=== WHAT YOU HAVE TO DO ===
Transcribe the records exactly. Pictures do not belong in the transcription.

* Start DATA ROWS *

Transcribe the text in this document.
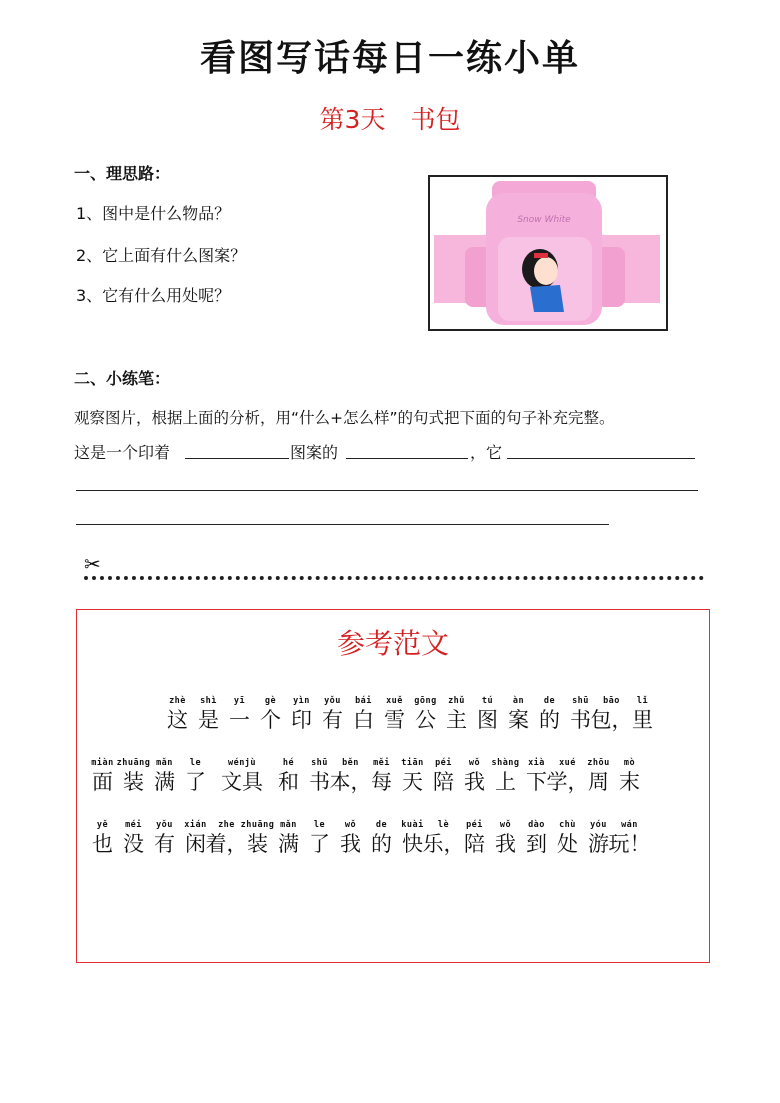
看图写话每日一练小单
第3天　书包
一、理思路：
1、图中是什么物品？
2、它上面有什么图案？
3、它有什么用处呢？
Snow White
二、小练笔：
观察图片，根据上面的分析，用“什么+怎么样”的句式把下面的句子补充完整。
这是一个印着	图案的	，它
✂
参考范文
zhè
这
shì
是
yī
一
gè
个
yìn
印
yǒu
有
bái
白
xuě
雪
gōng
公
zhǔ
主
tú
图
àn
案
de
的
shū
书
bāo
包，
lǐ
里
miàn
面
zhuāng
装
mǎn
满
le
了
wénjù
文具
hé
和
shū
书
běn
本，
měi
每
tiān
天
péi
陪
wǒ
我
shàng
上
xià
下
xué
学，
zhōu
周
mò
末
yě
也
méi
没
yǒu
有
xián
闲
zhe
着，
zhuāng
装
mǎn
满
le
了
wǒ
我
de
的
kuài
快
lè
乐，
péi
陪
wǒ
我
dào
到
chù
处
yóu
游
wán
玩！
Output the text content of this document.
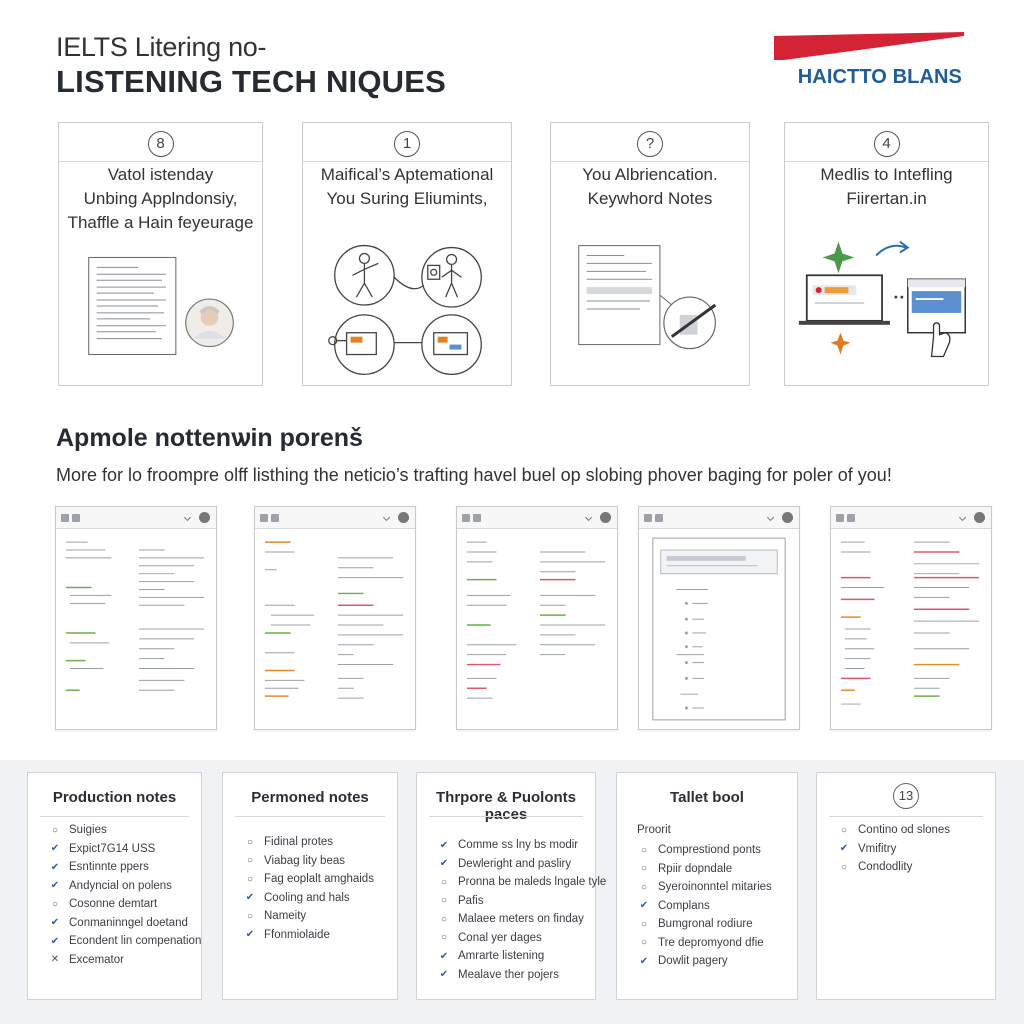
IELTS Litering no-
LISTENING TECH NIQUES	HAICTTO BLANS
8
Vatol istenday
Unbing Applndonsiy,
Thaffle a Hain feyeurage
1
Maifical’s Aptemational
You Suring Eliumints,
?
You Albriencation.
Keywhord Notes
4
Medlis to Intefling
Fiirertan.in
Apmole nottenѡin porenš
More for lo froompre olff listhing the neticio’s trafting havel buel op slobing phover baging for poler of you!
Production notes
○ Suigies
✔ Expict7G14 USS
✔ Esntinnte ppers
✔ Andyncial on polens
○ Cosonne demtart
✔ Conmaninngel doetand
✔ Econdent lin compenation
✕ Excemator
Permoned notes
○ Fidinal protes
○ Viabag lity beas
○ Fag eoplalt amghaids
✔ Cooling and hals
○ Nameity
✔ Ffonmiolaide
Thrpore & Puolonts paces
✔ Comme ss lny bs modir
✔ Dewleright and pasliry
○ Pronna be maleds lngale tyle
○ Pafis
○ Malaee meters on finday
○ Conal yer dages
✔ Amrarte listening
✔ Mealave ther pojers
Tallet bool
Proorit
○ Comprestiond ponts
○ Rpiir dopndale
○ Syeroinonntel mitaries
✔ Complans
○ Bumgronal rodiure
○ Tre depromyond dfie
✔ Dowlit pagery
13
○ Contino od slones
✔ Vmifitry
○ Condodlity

* End DATA ROWS *

=== ANSWER TO THE EXERCISE ===
Transcribe the text in this document.
看图写话每日一练小单
第3天　书包
一、理思路：
1、图中是什么物品？
2、它上面有什么图案？
3、它有什么用处呢？
Snow White
二、小练笔：
观察图片，根据上面的分析，用“什么+怎么样”的句式把下面的句子补充完整。
这是一个印着	图案的	，它
✂
参考范文
zhè
这
shì
是
yī
一
gè
个
yìn
印
yǒu
有
bái
白
xuě
雪
gōng
公
zhǔ
主
tú
图
àn
案
de
的
shū
书
bāo
包，
lǐ
里
miàn
面
zhuāng
装
mǎn
满
le
了
wénjù
文具
hé
和
shū
书
běn
本，
měi
每
tiān
天
péi
陪
wǒ
我
shàng
上
xià
下
xué
学，
zhōu
周
mò
末
yě
也
méi
没
yǒu
有
xián
闲
zhe
着，
zhuāng
装
mǎn
满
le
了
wǒ
我
de
的
kuài
快
lè
乐，
péi
陪
wǒ
我
dào
到
chù
处
yóu
游
wán
玩！
Output the text content of this document.
IELTS Litering no-
LISTENING TECH NIQUES	HAICTTO BLANS
8
Vatol istenday
Unbing Applndonsiy,
Thaffle a Hain feyeurage
1
Maifical’s Aptemational
You Suring Eliumints,
?
You Albriencation.
Keywhord Notes
4
Medlis to Intefling
Fiirertan.in
Apmole nottenѡin porenš
More for lo froompre olff listhing the neticio’s trafting havel buel op slobing phover baging for poler of you!
Production notes
○ Suigies
✔ Expict7G14 USS
✔ Esntinnte ppers
✔ Andyncial on polens
○ Cosonne demtart
✔ Conmaninngel doetand
✔ Econdent lin compenation
✕ Excemator
Permoned notes
○ Fidinal protes
○ Viabag lity beas
○ Fag eoplalt amghaids
✔ Cooling and hals
○ Nameity
✔ Ffonmiolaide
Thrpore & Puolonts paces
✔ Comme ss lny bs modir
✔ Dewleright and pasliry
○ Pronna be maleds lngale tyle
○ Pafis
○ Malaee meters on finday
○ Conal yer dages
✔ Amrarte listening
✔ Mealave ther pojers
Tallet bool
Proorit
○ Comprestiond ponts
○ Rpiir dopndale
○ Syeroinonntel mitaries
✔ Complans
○ Bumgronal rodiure
○ Tre depromyond dfie
✔ Dowlit pagery
13
○ Contino od slones
✔ Vmifitry
○ Condodlity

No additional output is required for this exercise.